● Aim of the task
Pick out the lines below that include the string "Borough".

[Entries taken from a collection]
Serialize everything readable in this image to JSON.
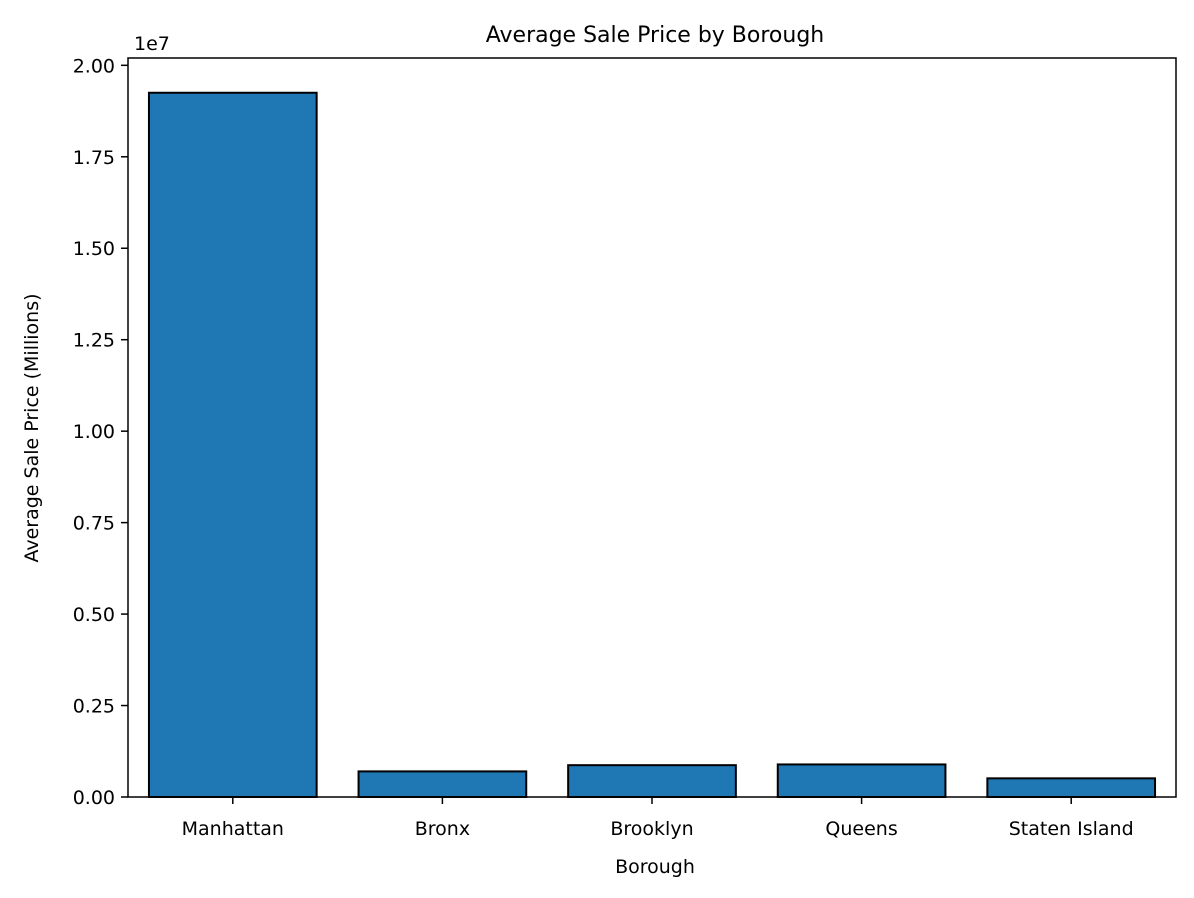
{
  "chart_data": {
    "type": "bar",
    "title": "Average Sale Price by Borough",
    "xlabel": "Borough",
    "ylabel": "Average Sale Price (Millions)",
    "y_offset_label": "1e7",
    "categories": [
      "Manhattan",
      "Bronx",
      "Brooklyn",
      "Queens",
      "Staten Island"
    ],
    "values": [
      19250000,
      700000,
      870000,
      890000,
      510000
    ],
    "ylim": [
      0,
      20200000
    ],
    "y_ticks": [
      {
        "value": 0,
        "label": "0.00"
      },
      {
        "value": 2500000,
        "label": "0.25"
      },
      {
        "value": 5000000,
        "label": "0.50"
      },
      {
        "value": 7500000,
        "label": "0.75"
      },
      {
        "value": 10000000,
        "label": "1.00"
      },
      {
        "value": 12500000,
        "label": "1.25"
      },
      {
        "value": 15000000,
        "label": "1.50"
      },
      {
        "value": 17500000,
        "label": "1.75"
      },
      {
        "value": 20000000,
        "label": "2.00"
      }
    ],
    "grid": false,
    "bar_color": "#1f77b4",
    "edge_color": "#000000"
  }
}
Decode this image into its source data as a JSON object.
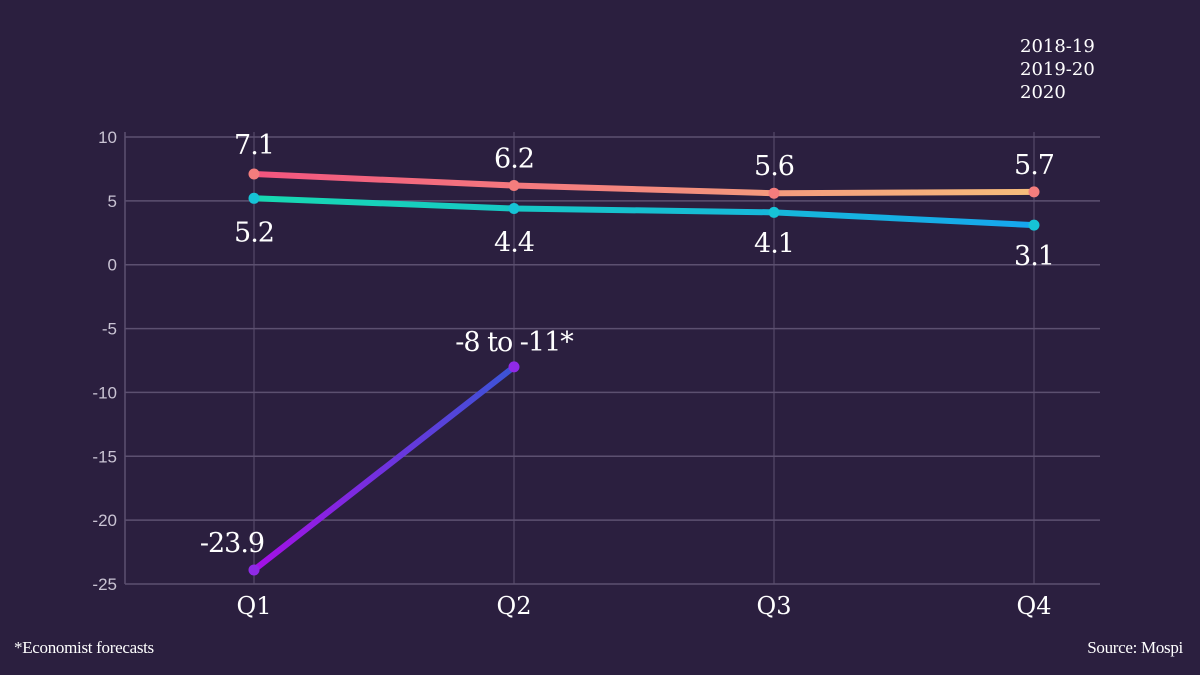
{
  "chart_data": {
    "type": "line",
    "title": "",
    "xlabel": "",
    "ylabel": "",
    "categories": [
      "Q1",
      "Q2",
      "Q3",
      "Q4"
    ],
    "ylim": [
      -25,
      10
    ],
    "yticks": [
      10,
      5,
      0,
      -5,
      -10,
      -15,
      -20,
      -25
    ],
    "grid": true,
    "legend_position": "top-right",
    "series": [
      {
        "name": "2018-19",
        "values": [
          7.1,
          6.2,
          5.6,
          5.7
        ],
        "labels": [
          "7.1",
          "6.2",
          "5.6",
          "5.7"
        ],
        "gradient": [
          "#f2557f",
          "#f6bd7c"
        ]
      },
      {
        "name": "2019-20",
        "values": [
          5.2,
          4.4,
          4.1,
          3.1
        ],
        "labels": [
          "5.2",
          "4.4",
          "4.1",
          "3.1"
        ],
        "gradient": [
          "#17d9b1",
          "#16a6ee"
        ]
      },
      {
        "name": "2020",
        "values": [
          -23.9,
          -8,
          null,
          null
        ],
        "labels": [
          "-23.9",
          "-8 to -11*",
          null,
          null
        ],
        "gradient": [
          "#a60fe6",
          "#3a55d6"
        ]
      }
    ],
    "annotations": [
      "*Economist forecasts",
      "Source: Mospi"
    ]
  },
  "footer": {
    "note": "*Economist forecasts",
    "source": "Source: Mospi"
  },
  "colors": {
    "background": "#2b1f3f",
    "grid": "#5c5070",
    "text": "#ffffff"
  }
}
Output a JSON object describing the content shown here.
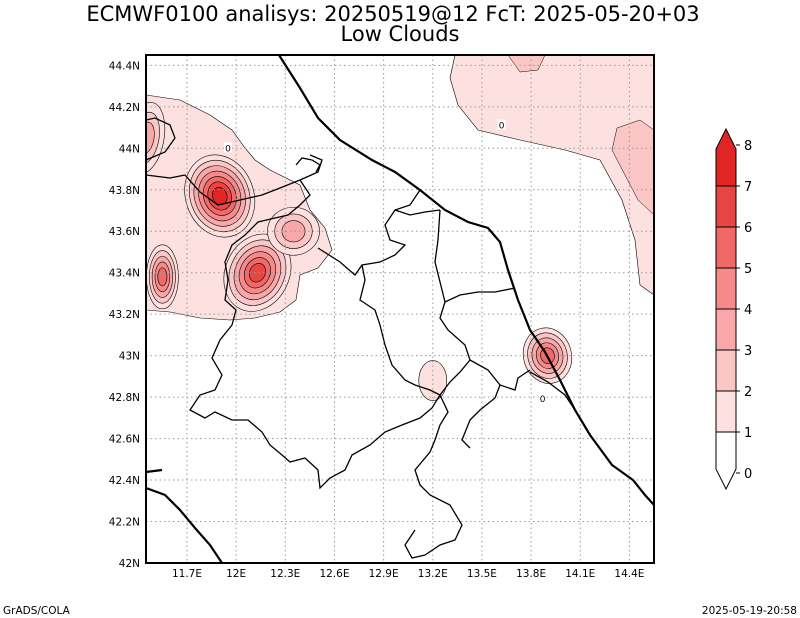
{
  "title": {
    "line1": "ECMWF0100 analisys: 20250519@12 FcT: 2025-05-20+03",
    "line2": "Low Clouds"
  },
  "footer": {
    "left": "GrADS/COLA",
    "right": "2025-05-19-20:58"
  },
  "map": {
    "lon_range": [
      11.45,
      14.55
    ],
    "lat_range": [
      42.0,
      44.45
    ],
    "x_ticks": [
      {
        "lon": 11.7,
        "label": "11.7E"
      },
      {
        "lon": 12.0,
        "label": "12E"
      },
      {
        "lon": 12.3,
        "label": "12.3E"
      },
      {
        "lon": 12.6,
        "label": "12.6E"
      },
      {
        "lon": 12.9,
        "label": "12.9E"
      },
      {
        "lon": 13.2,
        "label": "13.2E"
      },
      {
        "lon": 13.5,
        "label": "13.5E"
      },
      {
        "lon": 13.8,
        "label": "13.8E"
      },
      {
        "lon": 14.1,
        "label": "14.1E"
      },
      {
        "lon": 14.4,
        "label": "14.4E"
      }
    ],
    "y_ticks": [
      {
        "lat": 42.0,
        "label": "42N"
      },
      {
        "lat": 42.2,
        "label": "42.2N"
      },
      {
        "lat": 42.4,
        "label": "42.4N"
      },
      {
        "lat": 42.6,
        "label": "42.6N"
      },
      {
        "lat": 42.8,
        "label": "42.8N"
      },
      {
        "lat": 43.0,
        "label": "43N"
      },
      {
        "lat": 43.2,
        "label": "43.2N"
      },
      {
        "lat": 43.4,
        "label": "43.4N"
      },
      {
        "lat": 43.6,
        "label": "43.6N"
      },
      {
        "lat": 43.8,
        "label": "43.8N"
      },
      {
        "lat": 44.0,
        "label": "44N"
      },
      {
        "lat": 44.2,
        "label": "44.2N"
      },
      {
        "lat": 44.4,
        "label": "44.4N"
      }
    ],
    "grid": "dotted",
    "contour_labels": [
      {
        "text": "0",
        "lon": 11.95,
        "lat": 44.0
      },
      {
        "text": "0",
        "lon": 13.62,
        "lat": 44.11
      },
      {
        "text": "0",
        "lon": 13.87,
        "lat": 42.79
      }
    ],
    "cloud_cells": [
      {
        "lon": 11.9,
        "lat": 43.77,
        "peak": 7
      },
      {
        "lon": 12.13,
        "lat": 43.4,
        "peak": 6
      },
      {
        "lon": 11.55,
        "lat": 43.38,
        "peak": 5
      },
      {
        "lon": 12.35,
        "lat": 43.6,
        "peak": 3
      },
      {
        "lon": 13.9,
        "lat": 43.0,
        "peak": 5
      },
      {
        "lon": 13.2,
        "lat": 42.88,
        "peak": 1
      },
      {
        "lon": 11.45,
        "lat": 44.05,
        "peak": 3
      }
    ]
  },
  "colorbar": {
    "levels": [
      "0",
      "1",
      "2",
      "3",
      "4",
      "5",
      "6",
      "7",
      "8"
    ],
    "colors": [
      "#ffffff",
      "#fde1e1",
      "#fac6c6",
      "#f8a8a8",
      "#f58a8a",
      "#f06868",
      "#ea4545",
      "#e12424"
    ]
  }
}
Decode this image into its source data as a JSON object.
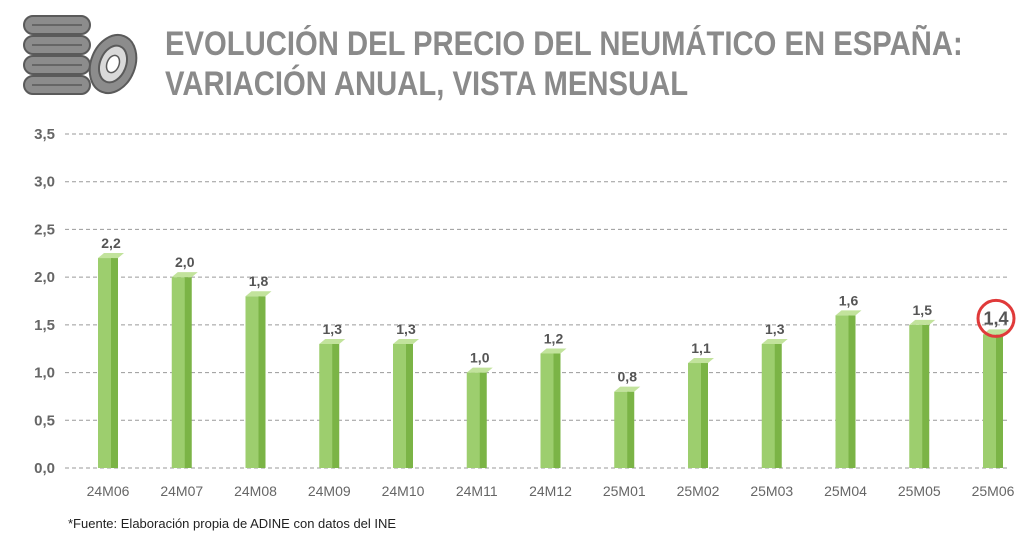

● Result
    "title": "Average Sale Price by Borough",
    "xlabel": "Borough",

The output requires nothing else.